* Given records *
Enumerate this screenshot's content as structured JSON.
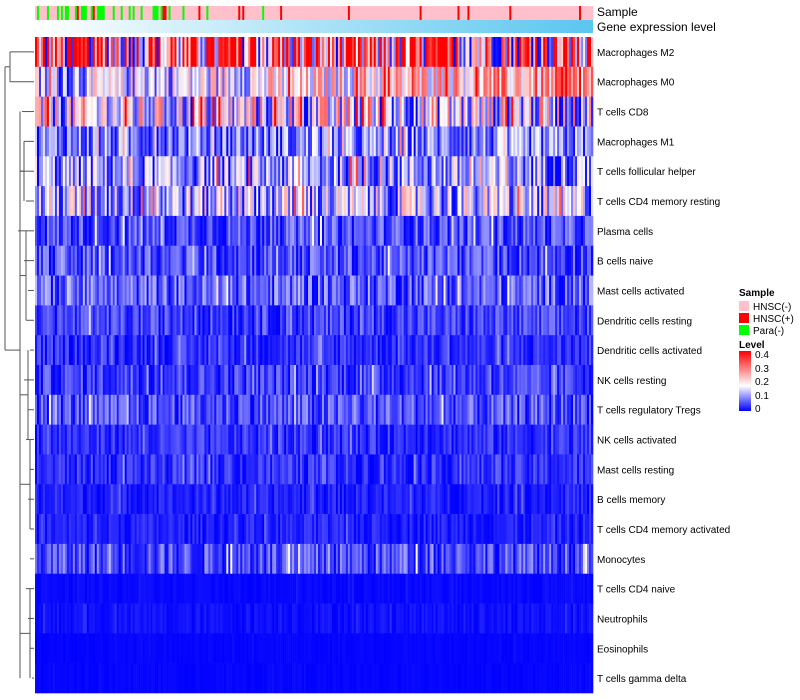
{
  "chart_data": {
    "type": "heatmap",
    "title": "",
    "annotations": [
      {
        "name": "Sample",
        "categories": [
          "HNSC(-)",
          "HNSC(+)",
          "Para(-)"
        ],
        "colors": [
          "#ffc0cb",
          "#ff0000",
          "#00ff00"
        ]
      },
      {
        "name": "Gene expression level",
        "gradient": [
          "#ffffff",
          "#5bc6ef"
        ]
      }
    ],
    "rows": [
      "Macrophages M2",
      "Macrophages M0",
      "T cells CD8",
      "Macrophages M1",
      "T cells follicular helper",
      "T cells CD4 memory resting",
      "Plasma cells",
      "B cells naive",
      "Mast cells activated",
      "Dendritic cells resting",
      "Dendritic cells activated",
      "NK cells resting",
      "T cells regulatory  Tregs",
      "NK cells activated",
      "Mast cells resting",
      "B cells memory",
      "T cells CD4 memory activated",
      "Monocytes",
      "T cells CD4 naive",
      "Neutrophils",
      "Eosinophils",
      "T cells gamma delta"
    ],
    "row_mean_level": [
      0.25,
      0.11,
      0.15,
      0.08,
      0.1,
      0.12,
      0.05,
      0.05,
      0.06,
      0.04,
      0.03,
      0.04,
      0.05,
      0.03,
      0.03,
      0.02,
      0.02,
      0.05,
      0.005,
      0.01,
      0.003,
      0.003
    ],
    "legend": {
      "sample_title": "Sample",
      "sample_labels": [
        "HNSC(-)",
        "HNSC(+)",
        "Para(-)"
      ],
      "level_title": "Level",
      "level_ticks": [
        "0.4",
        "0.3",
        "0.2",
        "0.1",
        "0"
      ],
      "level_range": [
        0,
        0.4
      ],
      "level_colors": [
        "#0000ff",
        "#ffffff",
        "#ff0000"
      ],
      "placement": "right"
    }
  }
}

* Task *
Determine the number of lines in these entries that contain the word "Macrophages", and write only that number.

* Output for this exercise *
3